* Work to do: Transcribe the passage on CO2, ocean cycles and temperature below word for word, with every character unchanged.
-- start Page excerpt --
This guy started the weather channel and shows with data that CO2 and temp changes do not correlate well (an R squared correlation of 0.44), but rather cycles in ocean, Pacific Decadel Oscillation (PDO) and Atlantic Multidecadal Oscillation (AMO) correspond much better to the temp changes. He explains how the PDO creates El Ninos and La Ninas. He gets an R squared of 0.83. I do not fully understand PDO and AMO and its driving mechanisms, so it is tough for me to readily except the relationship. He also relates temp changes to Total Solar Irradiance (TSI) and explains how changes in the sun’s “brightness” can create atmospheric temperature changes. Finally he shows that there is a negative correlation between CO2 and temp changes since in the last decade, which is when he was seen the temperatures spike the most. I do believe that correlation is not causation, but do I think discrepancy eliminates causation.

The following link was written in response to the above by some guy at U of Alabama – Huntsville. It shows CO2 solubility in water with temperature (CO2 = 0.323e^(.0316Temp))) and suggests that perhaps rising atmospheric temperature changes are driving increased CO2 concentrations, not the other way around. He uses the data at Mauna Loa, Hawaii – which is the main source of data for atmospheric temperature that guys like Al Gore discuss.
-- end Page excerpt --
-- start Given data --
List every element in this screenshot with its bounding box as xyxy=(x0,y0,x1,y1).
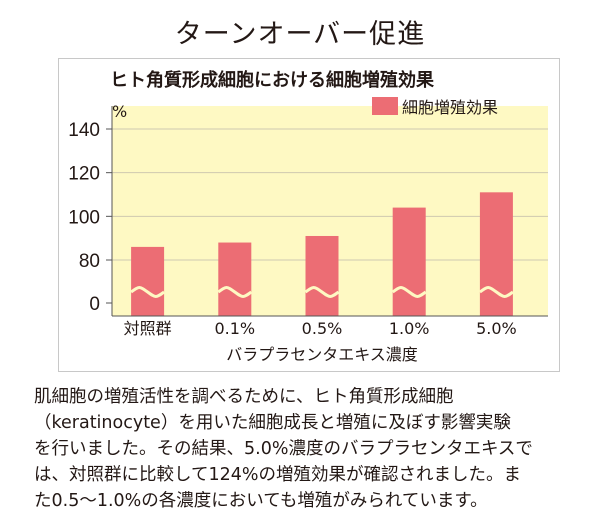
-- end Given data --
* Answer below:
This guy started the weather channel and shows with data that CO2 and temp changes do not correlate well (an R squared correlation of 0.44), but rather cycles in ocean, Pacific Decadel Oscillation (PDO) and Atlantic Multidecadal Oscillation (AMO) correspond much better to the temp changes. He explains how the PDO creates El Ninos and La Ninas. He gets an R squared of 0.83. I do not fully understand PDO and AMO and its driving mechanisms, so it is tough for me to readily except the relationship. He also relates temp changes to Total Solar Irradiance (TSI) and explains how changes in the sun’s “brightness” can create atmospheric temperature changes. Finally he shows that there is a negative correlation between CO2 and temp changes since in the last decade, which is when he was seen the temperatures spike the most. I do believe that correlation is not causation, but do I think discrepancy eliminates causation.

The following link was written in response to the above by some guy at U of Alabama – Huntsville. It shows CO2 solubility in water with temperature (CO2 = 0.323e^(.0316Temp))) and suggests that perhaps rising atmospheric temperature changes are driving increased CO2 concentrations, not the other way around. He uses the data at Mauna Loa, Hawaii – which is the main source of data for atmospheric temperature that guys like Al Gore discuss.